■ Requirement: Work through the material below and count the lines holding the word "here"; give that count and nothing more.

========================

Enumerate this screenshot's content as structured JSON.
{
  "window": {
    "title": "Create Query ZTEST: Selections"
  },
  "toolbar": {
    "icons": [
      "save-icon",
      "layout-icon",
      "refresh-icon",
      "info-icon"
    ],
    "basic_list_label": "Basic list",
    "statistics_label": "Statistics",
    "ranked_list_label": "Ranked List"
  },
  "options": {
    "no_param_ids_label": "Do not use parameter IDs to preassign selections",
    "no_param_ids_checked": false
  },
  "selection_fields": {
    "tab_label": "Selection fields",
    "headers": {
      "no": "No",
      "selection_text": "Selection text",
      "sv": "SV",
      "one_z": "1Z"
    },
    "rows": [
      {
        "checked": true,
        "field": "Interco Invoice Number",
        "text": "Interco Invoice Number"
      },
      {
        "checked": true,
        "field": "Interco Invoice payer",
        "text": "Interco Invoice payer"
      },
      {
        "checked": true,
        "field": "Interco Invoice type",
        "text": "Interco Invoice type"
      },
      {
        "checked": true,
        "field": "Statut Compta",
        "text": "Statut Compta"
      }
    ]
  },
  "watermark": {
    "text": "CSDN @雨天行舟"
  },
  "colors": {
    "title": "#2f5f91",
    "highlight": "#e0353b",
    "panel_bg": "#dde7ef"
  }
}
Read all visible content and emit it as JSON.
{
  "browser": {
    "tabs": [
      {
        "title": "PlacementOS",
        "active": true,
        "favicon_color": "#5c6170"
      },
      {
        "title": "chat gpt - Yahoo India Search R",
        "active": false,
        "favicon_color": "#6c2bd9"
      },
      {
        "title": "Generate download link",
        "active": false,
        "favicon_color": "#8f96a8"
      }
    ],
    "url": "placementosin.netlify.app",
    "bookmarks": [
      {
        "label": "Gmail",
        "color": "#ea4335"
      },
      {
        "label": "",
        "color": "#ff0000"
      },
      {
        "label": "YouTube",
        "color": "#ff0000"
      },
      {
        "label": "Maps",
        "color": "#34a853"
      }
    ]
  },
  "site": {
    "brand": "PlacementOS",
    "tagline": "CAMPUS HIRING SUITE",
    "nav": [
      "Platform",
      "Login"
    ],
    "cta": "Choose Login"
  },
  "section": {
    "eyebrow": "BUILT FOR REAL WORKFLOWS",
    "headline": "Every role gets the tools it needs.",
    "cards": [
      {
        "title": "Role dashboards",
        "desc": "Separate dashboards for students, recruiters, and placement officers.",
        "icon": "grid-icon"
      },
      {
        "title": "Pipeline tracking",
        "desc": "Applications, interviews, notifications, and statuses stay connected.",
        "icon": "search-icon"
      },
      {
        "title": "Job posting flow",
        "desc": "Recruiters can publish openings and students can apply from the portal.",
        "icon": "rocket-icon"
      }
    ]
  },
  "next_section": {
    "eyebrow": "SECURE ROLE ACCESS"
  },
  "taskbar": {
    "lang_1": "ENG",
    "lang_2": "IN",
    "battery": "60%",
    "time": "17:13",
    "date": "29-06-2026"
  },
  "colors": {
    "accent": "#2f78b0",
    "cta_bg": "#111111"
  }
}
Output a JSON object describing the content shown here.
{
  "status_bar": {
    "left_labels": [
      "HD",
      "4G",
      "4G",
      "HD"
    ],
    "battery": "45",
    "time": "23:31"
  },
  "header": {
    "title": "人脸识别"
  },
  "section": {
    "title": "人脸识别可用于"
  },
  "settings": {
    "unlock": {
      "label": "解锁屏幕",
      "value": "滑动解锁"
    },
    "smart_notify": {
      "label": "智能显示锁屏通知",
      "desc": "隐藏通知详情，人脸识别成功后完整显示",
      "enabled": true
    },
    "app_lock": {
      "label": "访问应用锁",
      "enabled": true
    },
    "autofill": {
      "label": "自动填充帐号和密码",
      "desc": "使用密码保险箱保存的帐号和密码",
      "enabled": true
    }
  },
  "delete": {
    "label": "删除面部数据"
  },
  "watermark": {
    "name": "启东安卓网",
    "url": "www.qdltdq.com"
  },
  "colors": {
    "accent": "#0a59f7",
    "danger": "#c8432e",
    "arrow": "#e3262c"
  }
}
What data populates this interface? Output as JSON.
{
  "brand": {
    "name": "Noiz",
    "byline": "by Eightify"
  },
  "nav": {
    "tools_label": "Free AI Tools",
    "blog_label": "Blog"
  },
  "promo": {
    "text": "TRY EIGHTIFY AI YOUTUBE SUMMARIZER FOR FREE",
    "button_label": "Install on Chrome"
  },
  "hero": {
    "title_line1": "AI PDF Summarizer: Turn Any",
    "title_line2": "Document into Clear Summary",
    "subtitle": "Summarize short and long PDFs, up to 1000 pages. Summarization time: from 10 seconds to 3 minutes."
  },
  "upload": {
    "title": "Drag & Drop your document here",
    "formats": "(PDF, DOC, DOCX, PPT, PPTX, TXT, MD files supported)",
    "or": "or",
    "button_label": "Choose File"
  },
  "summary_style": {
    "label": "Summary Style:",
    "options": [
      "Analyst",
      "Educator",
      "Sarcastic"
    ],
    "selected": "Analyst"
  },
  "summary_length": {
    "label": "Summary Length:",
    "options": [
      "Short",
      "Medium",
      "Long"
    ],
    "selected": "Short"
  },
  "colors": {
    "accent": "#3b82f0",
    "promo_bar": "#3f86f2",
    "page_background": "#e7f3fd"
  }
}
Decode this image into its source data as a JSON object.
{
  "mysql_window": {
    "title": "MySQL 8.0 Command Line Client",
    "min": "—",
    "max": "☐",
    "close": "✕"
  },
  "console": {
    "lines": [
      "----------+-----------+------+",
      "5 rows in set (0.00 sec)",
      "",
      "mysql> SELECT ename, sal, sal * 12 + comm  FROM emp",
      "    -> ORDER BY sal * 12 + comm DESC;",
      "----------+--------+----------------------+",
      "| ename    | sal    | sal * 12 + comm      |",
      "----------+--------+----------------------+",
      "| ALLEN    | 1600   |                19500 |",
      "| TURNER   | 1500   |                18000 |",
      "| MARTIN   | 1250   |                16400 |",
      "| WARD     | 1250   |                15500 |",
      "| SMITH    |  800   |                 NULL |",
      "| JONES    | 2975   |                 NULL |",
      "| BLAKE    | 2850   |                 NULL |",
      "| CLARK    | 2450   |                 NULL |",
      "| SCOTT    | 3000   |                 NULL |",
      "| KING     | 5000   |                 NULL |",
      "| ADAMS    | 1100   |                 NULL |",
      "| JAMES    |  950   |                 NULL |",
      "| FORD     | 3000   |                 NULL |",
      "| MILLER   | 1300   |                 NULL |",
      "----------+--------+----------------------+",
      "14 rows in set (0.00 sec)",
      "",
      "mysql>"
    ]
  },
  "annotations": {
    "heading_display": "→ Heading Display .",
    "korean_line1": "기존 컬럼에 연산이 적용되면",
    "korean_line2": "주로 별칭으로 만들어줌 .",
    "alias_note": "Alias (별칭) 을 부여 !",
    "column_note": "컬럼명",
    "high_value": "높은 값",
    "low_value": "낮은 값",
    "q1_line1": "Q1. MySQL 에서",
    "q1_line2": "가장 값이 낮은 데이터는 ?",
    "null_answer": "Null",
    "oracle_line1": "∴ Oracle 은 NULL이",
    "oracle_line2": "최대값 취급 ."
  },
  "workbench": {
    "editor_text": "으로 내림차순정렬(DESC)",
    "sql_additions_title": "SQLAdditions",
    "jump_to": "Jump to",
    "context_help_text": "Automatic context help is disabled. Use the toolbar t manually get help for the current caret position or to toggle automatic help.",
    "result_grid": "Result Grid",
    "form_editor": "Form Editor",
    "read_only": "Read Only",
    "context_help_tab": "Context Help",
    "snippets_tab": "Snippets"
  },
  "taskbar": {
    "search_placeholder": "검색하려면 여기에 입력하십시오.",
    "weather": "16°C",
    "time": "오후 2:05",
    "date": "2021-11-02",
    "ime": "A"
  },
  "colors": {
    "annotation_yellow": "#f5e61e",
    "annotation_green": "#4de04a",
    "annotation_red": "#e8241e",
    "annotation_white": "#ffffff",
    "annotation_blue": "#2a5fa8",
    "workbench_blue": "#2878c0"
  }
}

========================

■ Reply to the exercise: 2